* START *

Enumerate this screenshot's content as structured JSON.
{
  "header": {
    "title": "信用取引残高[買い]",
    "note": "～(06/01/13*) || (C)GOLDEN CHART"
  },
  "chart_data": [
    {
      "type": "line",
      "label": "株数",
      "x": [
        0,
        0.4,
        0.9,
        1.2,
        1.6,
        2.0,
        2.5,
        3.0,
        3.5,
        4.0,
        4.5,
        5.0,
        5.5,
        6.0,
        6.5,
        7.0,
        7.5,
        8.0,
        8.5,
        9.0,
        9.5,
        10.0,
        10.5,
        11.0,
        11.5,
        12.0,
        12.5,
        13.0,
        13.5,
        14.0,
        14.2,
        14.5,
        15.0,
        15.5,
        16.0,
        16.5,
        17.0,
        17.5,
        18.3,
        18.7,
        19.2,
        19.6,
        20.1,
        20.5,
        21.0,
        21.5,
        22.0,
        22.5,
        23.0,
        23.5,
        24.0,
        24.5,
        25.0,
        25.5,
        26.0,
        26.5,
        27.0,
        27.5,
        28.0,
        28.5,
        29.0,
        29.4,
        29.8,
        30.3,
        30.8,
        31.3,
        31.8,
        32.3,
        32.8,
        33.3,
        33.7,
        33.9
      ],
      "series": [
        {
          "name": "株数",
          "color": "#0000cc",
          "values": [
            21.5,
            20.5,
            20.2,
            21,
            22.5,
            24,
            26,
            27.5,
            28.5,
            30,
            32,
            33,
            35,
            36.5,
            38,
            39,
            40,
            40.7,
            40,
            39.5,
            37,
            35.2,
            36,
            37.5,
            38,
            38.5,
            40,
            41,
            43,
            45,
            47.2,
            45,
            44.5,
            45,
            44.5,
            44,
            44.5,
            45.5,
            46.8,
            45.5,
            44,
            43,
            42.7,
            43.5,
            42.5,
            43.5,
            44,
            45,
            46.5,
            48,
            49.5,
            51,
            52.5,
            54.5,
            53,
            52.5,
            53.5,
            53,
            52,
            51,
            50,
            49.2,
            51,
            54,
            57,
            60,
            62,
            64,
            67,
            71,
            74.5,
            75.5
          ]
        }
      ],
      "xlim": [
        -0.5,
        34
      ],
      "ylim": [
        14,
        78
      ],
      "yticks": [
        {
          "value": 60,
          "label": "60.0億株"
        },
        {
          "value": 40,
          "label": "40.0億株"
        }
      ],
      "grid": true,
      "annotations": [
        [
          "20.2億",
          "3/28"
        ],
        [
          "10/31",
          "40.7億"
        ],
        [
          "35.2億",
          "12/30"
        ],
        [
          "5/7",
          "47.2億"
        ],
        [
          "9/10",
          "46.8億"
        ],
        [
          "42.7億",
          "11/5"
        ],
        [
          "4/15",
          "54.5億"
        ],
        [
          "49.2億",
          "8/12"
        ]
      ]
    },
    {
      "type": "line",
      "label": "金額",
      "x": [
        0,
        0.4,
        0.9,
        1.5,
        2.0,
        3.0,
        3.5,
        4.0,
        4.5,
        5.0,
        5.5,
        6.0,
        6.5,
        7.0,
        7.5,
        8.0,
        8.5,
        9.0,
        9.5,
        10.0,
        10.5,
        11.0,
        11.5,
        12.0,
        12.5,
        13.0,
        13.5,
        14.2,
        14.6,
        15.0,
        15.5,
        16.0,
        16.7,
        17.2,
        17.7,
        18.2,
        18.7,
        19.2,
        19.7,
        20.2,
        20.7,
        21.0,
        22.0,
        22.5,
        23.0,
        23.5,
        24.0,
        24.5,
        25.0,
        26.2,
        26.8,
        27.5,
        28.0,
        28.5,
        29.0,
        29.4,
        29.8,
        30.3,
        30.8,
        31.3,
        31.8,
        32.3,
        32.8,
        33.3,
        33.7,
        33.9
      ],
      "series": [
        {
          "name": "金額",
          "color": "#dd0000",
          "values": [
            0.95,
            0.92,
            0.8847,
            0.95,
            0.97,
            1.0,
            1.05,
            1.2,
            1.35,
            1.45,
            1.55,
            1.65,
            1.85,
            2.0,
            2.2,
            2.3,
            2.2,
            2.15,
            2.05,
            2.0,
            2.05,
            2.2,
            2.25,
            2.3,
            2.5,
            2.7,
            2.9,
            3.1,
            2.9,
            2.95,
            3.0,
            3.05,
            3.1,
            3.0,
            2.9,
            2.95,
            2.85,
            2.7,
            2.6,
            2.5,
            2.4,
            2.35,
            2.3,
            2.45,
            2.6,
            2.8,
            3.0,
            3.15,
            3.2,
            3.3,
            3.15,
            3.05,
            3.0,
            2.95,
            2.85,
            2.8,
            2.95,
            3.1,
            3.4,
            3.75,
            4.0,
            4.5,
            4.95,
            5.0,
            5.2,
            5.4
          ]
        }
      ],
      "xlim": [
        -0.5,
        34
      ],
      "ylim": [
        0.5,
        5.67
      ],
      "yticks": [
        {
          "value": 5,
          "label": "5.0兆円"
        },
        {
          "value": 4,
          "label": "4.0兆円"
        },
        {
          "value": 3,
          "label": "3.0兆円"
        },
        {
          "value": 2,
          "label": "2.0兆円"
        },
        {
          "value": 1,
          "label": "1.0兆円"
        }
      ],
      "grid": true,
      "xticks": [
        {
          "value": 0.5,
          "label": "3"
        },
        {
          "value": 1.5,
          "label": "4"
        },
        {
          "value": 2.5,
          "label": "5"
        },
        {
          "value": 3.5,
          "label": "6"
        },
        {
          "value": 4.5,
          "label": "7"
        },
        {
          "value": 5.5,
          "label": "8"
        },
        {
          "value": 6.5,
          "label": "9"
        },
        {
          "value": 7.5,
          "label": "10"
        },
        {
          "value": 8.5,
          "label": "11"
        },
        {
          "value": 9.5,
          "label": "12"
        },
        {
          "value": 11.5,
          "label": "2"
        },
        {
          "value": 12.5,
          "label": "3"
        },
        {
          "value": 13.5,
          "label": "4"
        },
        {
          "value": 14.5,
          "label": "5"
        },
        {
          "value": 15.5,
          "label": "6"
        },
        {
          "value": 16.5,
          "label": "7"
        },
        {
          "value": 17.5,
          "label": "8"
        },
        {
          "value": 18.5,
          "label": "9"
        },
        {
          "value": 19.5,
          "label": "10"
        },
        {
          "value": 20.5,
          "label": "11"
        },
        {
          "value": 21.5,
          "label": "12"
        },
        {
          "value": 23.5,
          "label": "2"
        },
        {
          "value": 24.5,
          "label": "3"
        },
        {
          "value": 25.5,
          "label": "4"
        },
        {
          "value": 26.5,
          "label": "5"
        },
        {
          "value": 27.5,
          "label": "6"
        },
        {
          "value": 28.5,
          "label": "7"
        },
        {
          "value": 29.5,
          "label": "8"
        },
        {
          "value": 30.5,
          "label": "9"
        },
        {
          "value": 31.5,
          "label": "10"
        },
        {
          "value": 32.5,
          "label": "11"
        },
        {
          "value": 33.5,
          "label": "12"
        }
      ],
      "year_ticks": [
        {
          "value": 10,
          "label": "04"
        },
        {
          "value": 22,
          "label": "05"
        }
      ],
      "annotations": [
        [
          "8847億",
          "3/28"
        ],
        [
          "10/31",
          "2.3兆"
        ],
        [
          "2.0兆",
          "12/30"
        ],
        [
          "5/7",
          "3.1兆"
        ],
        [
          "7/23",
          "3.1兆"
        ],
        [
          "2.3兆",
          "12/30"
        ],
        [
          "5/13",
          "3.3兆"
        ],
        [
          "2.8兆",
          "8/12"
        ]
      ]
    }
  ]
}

* END *

Return the lines above exactly, keeping every word.

Enumerate this screenshot's content as structured JSON.
{
  "header": {
    "title": "信用取引残高[買い]",
    "note": "～(06/01/13*) || (C)GOLDEN CHART"
  },
  "chart_data": [
    {
      "type": "line",
      "label": "株数",
      "x": [
        0,
        0.4,
        0.9,
        1.2,
        1.6,
        2.0,
        2.5,
        3.0,
        3.5,
        4.0,
        4.5,
        5.0,
        5.5,
        6.0,
        6.5,
        7.0,
        7.5,
        8.0,
        8.5,
        9.0,
        9.5,
        10.0,
        10.5,
        11.0,
        11.5,
        12.0,
        12.5,
        13.0,
        13.5,
        14.0,
        14.2,
        14.5,
        15.0,
        15.5,
        16.0,
        16.5,
        17.0,
        17.5,
        18.3,
        18.7,
        19.2,
        19.6,
        20.1,
        20.5,
        21.0,
        21.5,
        22.0,
        22.5,
        23.0,
        23.5,
        24.0,
        24.5,
        25.0,
        25.5,
        26.0,
        26.5,
        27.0,
        27.5,
        28.0,
        28.5,
        29.0,
        29.4,
        29.8,
        30.3,
        30.8,
        31.3,
        31.8,
        32.3,
        32.8,
        33.3,
        33.7,
        33.9
      ],
      "series": [
        {
          "name": "株数",
          "color": "#0000cc",
          "values": [
            21.5,
            20.5,
            20.2,
            21,
            22.5,
            24,
            26,
            27.5,
            28.5,
            30,
            32,
            33,
            35,
            36.5,
            38,
            39,
            40,
            40.7,
            40,
            39.5,
            37,
            35.2,
            36,
            37.5,
            38,
            38.5,
            40,
            41,
            43,
            45,
            47.2,
            45,
            44.5,
            45,
            44.5,
            44,
            44.5,
            45.5,
            46.8,
            45.5,
            44,
            43,
            42.7,
            43.5,
            42.5,
            43.5,
            44,
            45,
            46.5,
            48,
            49.5,
            51,
            52.5,
            54.5,
            53,
            52.5,
            53.5,
            53,
            52,
            51,
            50,
            49.2,
            51,
            54,
            57,
            60,
            62,
            64,
            67,
            71,
            74.5,
            75.5
          ]
        }
      ],
      "xlim": [
        -0.5,
        34
      ],
      "ylim": [
        14,
        78
      ],
      "yticks": [
        {
          "value": 60,
          "label": "60.0億株"
        },
        {
          "value": 40,
          "label": "40.0億株"
        }
      ],
      "grid": true,
      "annotations": [
        [
          "20.2億",
          "3/28"
        ],
        [
          "10/31",
          "40.7億"
        ],
        [
          "35.2億",
          "12/30"
        ],
        [
          "5/7",
          "47.2億"
        ],
        [
          "9/10",
          "46.8億"
        ],
        [
          "42.7億",
          "11/5"
        ],
        [
          "4/15",
          "54.5億"
        ],
        [
          "49.2億",
          "8/12"
        ]
      ]
    },
    {
      "type": "line",
      "label": "金額",
      "x": [
        0,
        0.4,
        0.9,
        1.5,
        2.0,
        3.0,
        3.5,
        4.0,
        4.5,
        5.0,
        5.5,
        6.0,
        6.5,
        7.0,
        7.5,
        8.0,
        8.5,
        9.0,
        9.5,
        10.0,
        10.5,
        11.0,
        11.5,
        12.0,
        12.5,
        13.0,
        13.5,
        14.2,
        14.6,
        15.0,
        15.5,
        16.0,
        16.7,
        17.2,
        17.7,
        18.2,
        18.7,
        19.2,
        19.7,
        20.2,
        20.7,
        21.0,
        22.0,
        22.5,
        23.0,
        23.5,
        24.0,
        24.5,
        25.0,
        26.2,
        26.8,
        27.5,
        28.0,
        28.5,
        29.0,
        29.4,
        29.8,
        30.3,
        30.8,
        31.3,
        31.8,
        32.3,
        32.8,
        33.3,
        33.7,
        33.9
      ],
      "series": [
        {
          "name": "金額",
          "color": "#dd0000",
          "values": [
            0.95,
            0.92,
            0.8847,
            0.95,
            0.97,
            1.0,
            1.05,
            1.2,
            1.35,
            1.45,
            1.55,
            1.65,
            1.85,
            2.0,
            2.2,
            2.3,
            2.2,
            2.15,
            2.05,
            2.0,
            2.05,
            2.2,
            2.25,
            2.3,
            2.5,
            2.7,
            2.9,
            3.1,
            2.9,
            2.95,
            3.0,
            3.05,
            3.1,
            3.0,
            2.9,
            2.95,
            2.85,
            2.7,
            2.6,
            2.5,
            2.4,
            2.35,
            2.3,
            2.45,
            2.6,
            2.8,
            3.0,
            3.15,
            3.2,
            3.3,
            3.15,
            3.05,
            3.0,
            2.95,
            2.85,
            2.8,
            2.95,
            3.1,
            3.4,
            3.75,
            4.0,
            4.5,
            4.95,
            5.0,
            5.2,
            5.4
          ]
        }
      ],
      "xlim": [
        -0.5,
        34
      ],
      "ylim": [
        0.5,
        5.67
      ],
      "yticks": [
        {
          "value": 5,
          "label": "5.0兆円"
        },
        {
          "value": 4,
          "label": "4.0兆円"
        },
        {
          "value": 3,
          "label": "3.0兆円"
        },
        {
          "value": 2,
          "label": "2.0兆円"
        },
        {
          "value": 1,
          "label": "1.0兆円"
        }
      ],
      "grid": true,
      "xticks": [
        {
          "value": 0.5,
          "label": "3"
        },
        {
          "value": 1.5,
          "label": "4"
        },
        {
          "value": 2.5,
          "label": "5"
        },
        {
          "value": 3.5,
          "label": "6"
        },
        {
          "value": 4.5,
          "label": "7"
        },
        {
          "value": 5.5,
          "label": "8"
        },
        {
          "value": 6.5,
          "label": "9"
        },
        {
          "value": 7.5,
          "label": "10"
        },
        {
          "value": 8.5,
          "label": "11"
        },
        {
          "value": 9.5,
          "label": "12"
        },
        {
          "value": 11.5,
          "label": "2"
        },
        {
          "value": 12.5,
          "label": "3"
        },
        {
          "value": 13.5,
          "label": "4"
        },
        {
          "value": 14.5,
          "label": "5"
        },
        {
          "value": 15.5,
          "label": "6"
        },
        {
          "value": 16.5,
          "label": "7"
        },
        {
          "value": 17.5,
          "label": "8"
        },
        {
          "value": 18.5,
          "label": "9"
        },
        {
          "value": 19.5,
          "label": "10"
        },
        {
          "value": 20.5,
          "label": "11"
        },
        {
          "value": 21.5,
          "label": "12"
        },
        {
          "value": 23.5,
          "label": "2"
        },
        {
          "value": 24.5,
          "label": "3"
        },
        {
          "value": 25.5,
          "label": "4"
        },
        {
          "value": 26.5,
          "label": "5"
        },
        {
          "value": 27.5,
          "label": "6"
        },
        {
          "value": 28.5,
          "label": "7"
        },
        {
          "value": 29.5,
          "label": "8"
        },
        {
          "value": 30.5,
          "label": "9"
        },
        {
          "value": 31.5,
          "label": "10"
        },
        {
          "value": 32.5,
          "label": "11"
        },
        {
          "value": 33.5,
          "label": "12"
        }
      ],
      "year_ticks": [
        {
          "value": 10,
          "label": "04"
        },
        {
          "value": 22,
          "label": "05"
        }
      ],
      "annotations": [
        [
          "8847億",
          "3/28"
        ],
        [
          "10/31",
          "2.3兆"
        ],
        [
          "2.0兆",
          "12/30"
        ],
        [
          "5/7",
          "3.1兆"
        ],
        [
          "7/23",
          "3.1兆"
        ],
        [
          "2.3兆",
          "12/30"
        ],
        [
          "5/13",
          "3.3兆"
        ],
        [
          "2.8兆",
          "8/12"
        ]
      ]
    }
  ]
}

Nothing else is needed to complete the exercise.